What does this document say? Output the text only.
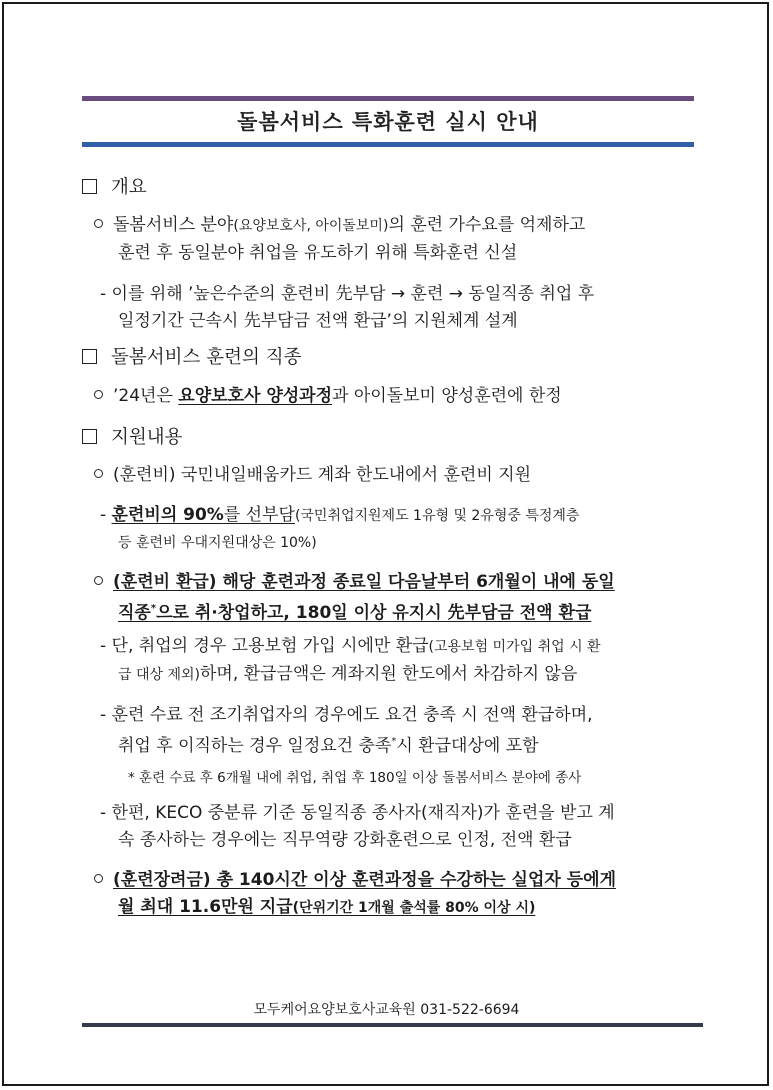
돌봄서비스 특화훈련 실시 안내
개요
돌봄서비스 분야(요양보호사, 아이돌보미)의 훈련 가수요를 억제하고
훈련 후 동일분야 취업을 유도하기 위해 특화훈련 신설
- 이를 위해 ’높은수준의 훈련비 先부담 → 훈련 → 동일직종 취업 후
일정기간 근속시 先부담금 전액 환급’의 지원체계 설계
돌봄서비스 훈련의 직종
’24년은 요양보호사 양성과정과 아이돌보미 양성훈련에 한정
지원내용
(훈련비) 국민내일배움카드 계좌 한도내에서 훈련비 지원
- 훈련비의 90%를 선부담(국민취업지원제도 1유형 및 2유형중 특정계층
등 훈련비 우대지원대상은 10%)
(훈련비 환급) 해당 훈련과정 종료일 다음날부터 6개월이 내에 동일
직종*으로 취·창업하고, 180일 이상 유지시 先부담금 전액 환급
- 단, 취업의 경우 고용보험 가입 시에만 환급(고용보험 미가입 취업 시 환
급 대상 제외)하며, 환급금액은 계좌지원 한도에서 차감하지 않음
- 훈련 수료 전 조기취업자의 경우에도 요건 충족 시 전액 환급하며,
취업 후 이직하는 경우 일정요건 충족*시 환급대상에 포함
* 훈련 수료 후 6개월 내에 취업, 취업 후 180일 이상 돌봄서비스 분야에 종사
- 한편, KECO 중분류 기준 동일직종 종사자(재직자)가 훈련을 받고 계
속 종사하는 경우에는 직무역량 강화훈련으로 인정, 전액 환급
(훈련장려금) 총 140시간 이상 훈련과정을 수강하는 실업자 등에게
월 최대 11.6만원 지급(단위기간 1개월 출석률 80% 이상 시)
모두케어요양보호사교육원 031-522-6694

# Instruction:
Without the pictures, return the entries exactly as they appear.

# Task output:
What does this document say? Output the text only.
돌봄서비스 특화훈련 실시 안내
개요
돌봄서비스 분야(요양보호사, 아이돌보미)의 훈련 가수요를 억제하고
훈련 후 동일분야 취업을 유도하기 위해 특화훈련 신설
- 이를 위해 ’높은수준의 훈련비 先부담 → 훈련 → 동일직종 취업 후
일정기간 근속시 先부담금 전액 환급’의 지원체계 설계
돌봄서비스 훈련의 직종
’24년은 요양보호사 양성과정과 아이돌보미 양성훈련에 한정
지원내용
(훈련비) 국민내일배움카드 계좌 한도내에서 훈련비 지원
- 훈련비의 90%를 선부담(국민취업지원제도 1유형 및 2유형중 특정계층
등 훈련비 우대지원대상은 10%)
(훈련비 환급) 해당 훈련과정 종료일 다음날부터 6개월이 내에 동일
직종*으로 취·창업하고, 180일 이상 유지시 先부담금 전액 환급
- 단, 취업의 경우 고용보험 가입 시에만 환급(고용보험 미가입 취업 시 환
급 대상 제외)하며, 환급금액은 계좌지원 한도에서 차감하지 않음
- 훈련 수료 전 조기취업자의 경우에도 요건 충족 시 전액 환급하며,
취업 후 이직하는 경우 일정요건 충족*시 환급대상에 포함
* 훈련 수료 후 6개월 내에 취업, 취업 후 180일 이상 돌봄서비스 분야에 종사
- 한편, KECO 중분류 기준 동일직종 종사자(재직자)가 훈련을 받고 계
속 종사하는 경우에는 직무역량 강화훈련으로 인정, 전액 환급
(훈련장려금) 총 140시간 이상 훈련과정을 수강하는 실업자 등에게
월 최대 11.6만원 지급(단위기간 1개월 출석률 80% 이상 시)
모두케어요양보호사교육원 031-522-6694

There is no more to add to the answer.